** Start of Given information **
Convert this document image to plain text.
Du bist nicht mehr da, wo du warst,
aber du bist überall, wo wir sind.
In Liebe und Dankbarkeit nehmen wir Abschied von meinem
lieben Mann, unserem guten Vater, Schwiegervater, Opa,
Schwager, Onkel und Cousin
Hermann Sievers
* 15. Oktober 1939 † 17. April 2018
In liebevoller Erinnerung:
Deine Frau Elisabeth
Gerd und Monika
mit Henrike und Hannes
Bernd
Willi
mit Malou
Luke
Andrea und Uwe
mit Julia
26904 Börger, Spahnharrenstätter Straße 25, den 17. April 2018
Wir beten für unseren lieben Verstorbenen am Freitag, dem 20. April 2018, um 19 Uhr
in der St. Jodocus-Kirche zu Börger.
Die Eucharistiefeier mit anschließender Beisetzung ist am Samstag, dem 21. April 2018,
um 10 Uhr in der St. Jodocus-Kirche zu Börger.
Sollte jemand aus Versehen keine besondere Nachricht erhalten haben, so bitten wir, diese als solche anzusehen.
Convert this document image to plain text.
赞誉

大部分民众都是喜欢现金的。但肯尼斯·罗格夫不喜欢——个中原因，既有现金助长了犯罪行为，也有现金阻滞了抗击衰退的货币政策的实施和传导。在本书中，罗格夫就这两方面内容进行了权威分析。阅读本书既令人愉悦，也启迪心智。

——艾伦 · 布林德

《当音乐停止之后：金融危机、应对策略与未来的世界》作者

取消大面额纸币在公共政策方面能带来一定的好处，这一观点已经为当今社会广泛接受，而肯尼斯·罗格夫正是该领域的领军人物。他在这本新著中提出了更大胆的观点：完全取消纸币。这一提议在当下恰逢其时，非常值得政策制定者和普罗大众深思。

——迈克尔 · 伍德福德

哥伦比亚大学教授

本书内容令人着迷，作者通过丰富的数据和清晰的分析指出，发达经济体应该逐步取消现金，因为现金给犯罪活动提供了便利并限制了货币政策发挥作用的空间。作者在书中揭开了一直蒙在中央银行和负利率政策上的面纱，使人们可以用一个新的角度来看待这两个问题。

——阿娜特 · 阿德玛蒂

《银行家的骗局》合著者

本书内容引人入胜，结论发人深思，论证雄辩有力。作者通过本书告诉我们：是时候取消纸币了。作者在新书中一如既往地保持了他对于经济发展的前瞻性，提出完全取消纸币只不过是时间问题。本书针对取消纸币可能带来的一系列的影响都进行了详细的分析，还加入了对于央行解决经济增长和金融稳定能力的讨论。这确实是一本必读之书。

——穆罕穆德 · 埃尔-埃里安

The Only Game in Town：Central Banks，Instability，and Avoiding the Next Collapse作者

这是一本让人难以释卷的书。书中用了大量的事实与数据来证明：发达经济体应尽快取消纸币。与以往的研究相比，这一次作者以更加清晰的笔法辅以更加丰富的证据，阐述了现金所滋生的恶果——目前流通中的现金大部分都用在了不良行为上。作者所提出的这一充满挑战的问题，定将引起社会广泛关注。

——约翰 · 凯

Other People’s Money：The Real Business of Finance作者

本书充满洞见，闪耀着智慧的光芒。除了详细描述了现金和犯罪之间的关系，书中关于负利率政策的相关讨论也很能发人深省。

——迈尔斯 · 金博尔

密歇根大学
** End of Given information **
** Start of Given information **
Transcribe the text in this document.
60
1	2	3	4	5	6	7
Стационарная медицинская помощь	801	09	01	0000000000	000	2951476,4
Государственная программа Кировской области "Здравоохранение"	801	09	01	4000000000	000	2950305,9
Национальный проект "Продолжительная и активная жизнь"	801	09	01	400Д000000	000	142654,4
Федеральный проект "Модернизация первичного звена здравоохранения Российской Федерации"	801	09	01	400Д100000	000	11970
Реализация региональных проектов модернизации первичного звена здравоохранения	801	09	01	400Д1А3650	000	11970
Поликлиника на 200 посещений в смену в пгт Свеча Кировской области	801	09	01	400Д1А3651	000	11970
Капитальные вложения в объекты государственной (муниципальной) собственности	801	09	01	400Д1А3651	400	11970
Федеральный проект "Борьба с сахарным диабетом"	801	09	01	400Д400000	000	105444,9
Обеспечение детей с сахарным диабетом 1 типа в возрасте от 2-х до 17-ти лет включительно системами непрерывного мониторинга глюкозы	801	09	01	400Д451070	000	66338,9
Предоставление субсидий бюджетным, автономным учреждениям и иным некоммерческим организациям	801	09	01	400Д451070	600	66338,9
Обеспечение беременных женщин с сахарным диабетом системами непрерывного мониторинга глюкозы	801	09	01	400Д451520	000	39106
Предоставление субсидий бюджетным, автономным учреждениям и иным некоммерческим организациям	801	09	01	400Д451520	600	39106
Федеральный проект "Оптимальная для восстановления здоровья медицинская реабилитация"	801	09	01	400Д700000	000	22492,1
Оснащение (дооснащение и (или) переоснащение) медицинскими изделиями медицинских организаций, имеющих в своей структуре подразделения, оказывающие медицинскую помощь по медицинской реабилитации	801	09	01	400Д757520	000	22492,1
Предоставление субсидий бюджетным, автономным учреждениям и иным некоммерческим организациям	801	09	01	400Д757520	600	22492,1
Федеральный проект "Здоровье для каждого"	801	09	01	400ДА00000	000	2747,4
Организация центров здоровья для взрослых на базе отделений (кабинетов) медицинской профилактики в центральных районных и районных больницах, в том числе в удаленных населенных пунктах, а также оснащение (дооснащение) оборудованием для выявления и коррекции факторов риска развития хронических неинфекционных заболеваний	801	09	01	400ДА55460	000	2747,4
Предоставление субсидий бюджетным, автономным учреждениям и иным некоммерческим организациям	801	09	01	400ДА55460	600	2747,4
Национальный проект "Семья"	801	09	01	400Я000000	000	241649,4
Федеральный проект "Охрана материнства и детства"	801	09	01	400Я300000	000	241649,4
** End of Given information **
## What the exercise asks
Tally the lines of the listing above that include the word "Jodocus". Answer with the number alone.

## Complete response
2